Element and region data -
---
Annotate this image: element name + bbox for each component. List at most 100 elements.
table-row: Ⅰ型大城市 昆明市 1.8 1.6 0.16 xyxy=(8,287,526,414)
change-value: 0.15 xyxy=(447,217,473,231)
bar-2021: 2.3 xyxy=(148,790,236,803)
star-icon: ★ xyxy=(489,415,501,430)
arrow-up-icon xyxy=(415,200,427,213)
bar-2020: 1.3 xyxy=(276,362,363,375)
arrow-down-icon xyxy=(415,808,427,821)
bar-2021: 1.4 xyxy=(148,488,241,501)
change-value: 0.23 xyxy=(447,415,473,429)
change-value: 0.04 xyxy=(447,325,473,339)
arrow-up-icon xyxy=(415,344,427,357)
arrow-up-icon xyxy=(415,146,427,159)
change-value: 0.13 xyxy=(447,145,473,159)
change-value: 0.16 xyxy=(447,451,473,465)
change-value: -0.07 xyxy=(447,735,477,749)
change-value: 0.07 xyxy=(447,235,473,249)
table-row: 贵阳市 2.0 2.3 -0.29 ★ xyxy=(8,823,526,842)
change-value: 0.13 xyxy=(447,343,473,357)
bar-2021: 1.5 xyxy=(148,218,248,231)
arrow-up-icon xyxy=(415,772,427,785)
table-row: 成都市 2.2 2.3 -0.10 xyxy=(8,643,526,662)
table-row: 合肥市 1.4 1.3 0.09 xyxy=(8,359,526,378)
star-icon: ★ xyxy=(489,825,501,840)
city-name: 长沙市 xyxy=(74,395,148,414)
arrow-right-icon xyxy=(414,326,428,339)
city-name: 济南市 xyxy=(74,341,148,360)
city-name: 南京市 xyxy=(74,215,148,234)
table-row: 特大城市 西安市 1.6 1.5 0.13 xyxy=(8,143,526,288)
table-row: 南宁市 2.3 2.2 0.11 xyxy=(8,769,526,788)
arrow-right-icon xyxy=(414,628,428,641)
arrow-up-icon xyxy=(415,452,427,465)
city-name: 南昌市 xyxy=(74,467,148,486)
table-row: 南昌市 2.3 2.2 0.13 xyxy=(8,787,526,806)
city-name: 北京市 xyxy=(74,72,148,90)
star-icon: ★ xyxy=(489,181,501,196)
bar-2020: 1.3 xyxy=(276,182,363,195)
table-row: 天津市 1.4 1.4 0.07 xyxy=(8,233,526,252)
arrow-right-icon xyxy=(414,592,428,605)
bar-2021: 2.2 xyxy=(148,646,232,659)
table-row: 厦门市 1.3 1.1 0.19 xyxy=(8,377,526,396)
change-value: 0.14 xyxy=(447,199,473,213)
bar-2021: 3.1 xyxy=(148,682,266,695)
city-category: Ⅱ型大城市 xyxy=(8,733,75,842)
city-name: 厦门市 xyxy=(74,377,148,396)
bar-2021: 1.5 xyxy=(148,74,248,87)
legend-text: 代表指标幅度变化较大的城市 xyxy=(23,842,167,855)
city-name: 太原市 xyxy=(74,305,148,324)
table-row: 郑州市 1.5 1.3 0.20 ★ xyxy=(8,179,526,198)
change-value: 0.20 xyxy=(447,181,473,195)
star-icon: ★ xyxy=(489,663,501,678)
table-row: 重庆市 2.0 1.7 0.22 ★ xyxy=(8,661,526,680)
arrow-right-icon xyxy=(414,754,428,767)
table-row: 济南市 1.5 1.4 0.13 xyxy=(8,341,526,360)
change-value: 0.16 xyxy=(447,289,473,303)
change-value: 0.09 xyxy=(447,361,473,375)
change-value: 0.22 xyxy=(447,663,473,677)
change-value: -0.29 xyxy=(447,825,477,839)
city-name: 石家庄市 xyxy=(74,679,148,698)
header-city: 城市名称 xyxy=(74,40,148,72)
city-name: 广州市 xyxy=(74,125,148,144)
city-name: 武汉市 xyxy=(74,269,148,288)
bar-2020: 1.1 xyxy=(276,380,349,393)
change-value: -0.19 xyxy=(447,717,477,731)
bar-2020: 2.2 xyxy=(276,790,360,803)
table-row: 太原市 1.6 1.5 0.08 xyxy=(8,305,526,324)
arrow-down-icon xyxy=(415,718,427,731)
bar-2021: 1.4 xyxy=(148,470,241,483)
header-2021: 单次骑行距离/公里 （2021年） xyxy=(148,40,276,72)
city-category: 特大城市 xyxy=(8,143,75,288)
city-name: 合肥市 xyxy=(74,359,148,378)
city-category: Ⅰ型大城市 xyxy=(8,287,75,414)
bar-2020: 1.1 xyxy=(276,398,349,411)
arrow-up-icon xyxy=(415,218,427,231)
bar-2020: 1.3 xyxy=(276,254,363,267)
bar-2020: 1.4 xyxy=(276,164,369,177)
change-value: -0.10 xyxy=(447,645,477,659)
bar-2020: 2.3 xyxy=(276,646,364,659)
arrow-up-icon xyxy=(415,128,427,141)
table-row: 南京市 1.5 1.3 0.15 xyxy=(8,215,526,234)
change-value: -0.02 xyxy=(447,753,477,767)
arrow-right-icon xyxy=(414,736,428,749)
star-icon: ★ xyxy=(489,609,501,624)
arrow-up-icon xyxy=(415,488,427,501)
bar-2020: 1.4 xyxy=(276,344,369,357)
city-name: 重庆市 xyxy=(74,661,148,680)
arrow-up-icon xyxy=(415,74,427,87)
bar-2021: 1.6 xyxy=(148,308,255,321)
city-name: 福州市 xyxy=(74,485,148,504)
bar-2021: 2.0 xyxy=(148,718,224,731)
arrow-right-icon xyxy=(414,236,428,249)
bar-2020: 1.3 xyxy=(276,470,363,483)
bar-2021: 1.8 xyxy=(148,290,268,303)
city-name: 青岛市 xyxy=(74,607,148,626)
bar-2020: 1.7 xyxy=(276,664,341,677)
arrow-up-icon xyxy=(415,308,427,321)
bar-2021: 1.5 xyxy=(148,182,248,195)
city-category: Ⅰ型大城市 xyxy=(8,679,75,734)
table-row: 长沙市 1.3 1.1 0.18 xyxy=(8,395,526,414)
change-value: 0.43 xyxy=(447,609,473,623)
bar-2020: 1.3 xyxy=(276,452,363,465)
---
EXERCISE TASK -
Select every line of the records that contains the string "down", and copy those lines. Case matters.

WRITTEN ANSWER -
arrow-down-icon xyxy=(415,808,427,821)
arrow-down-icon xyxy=(415,718,427,731)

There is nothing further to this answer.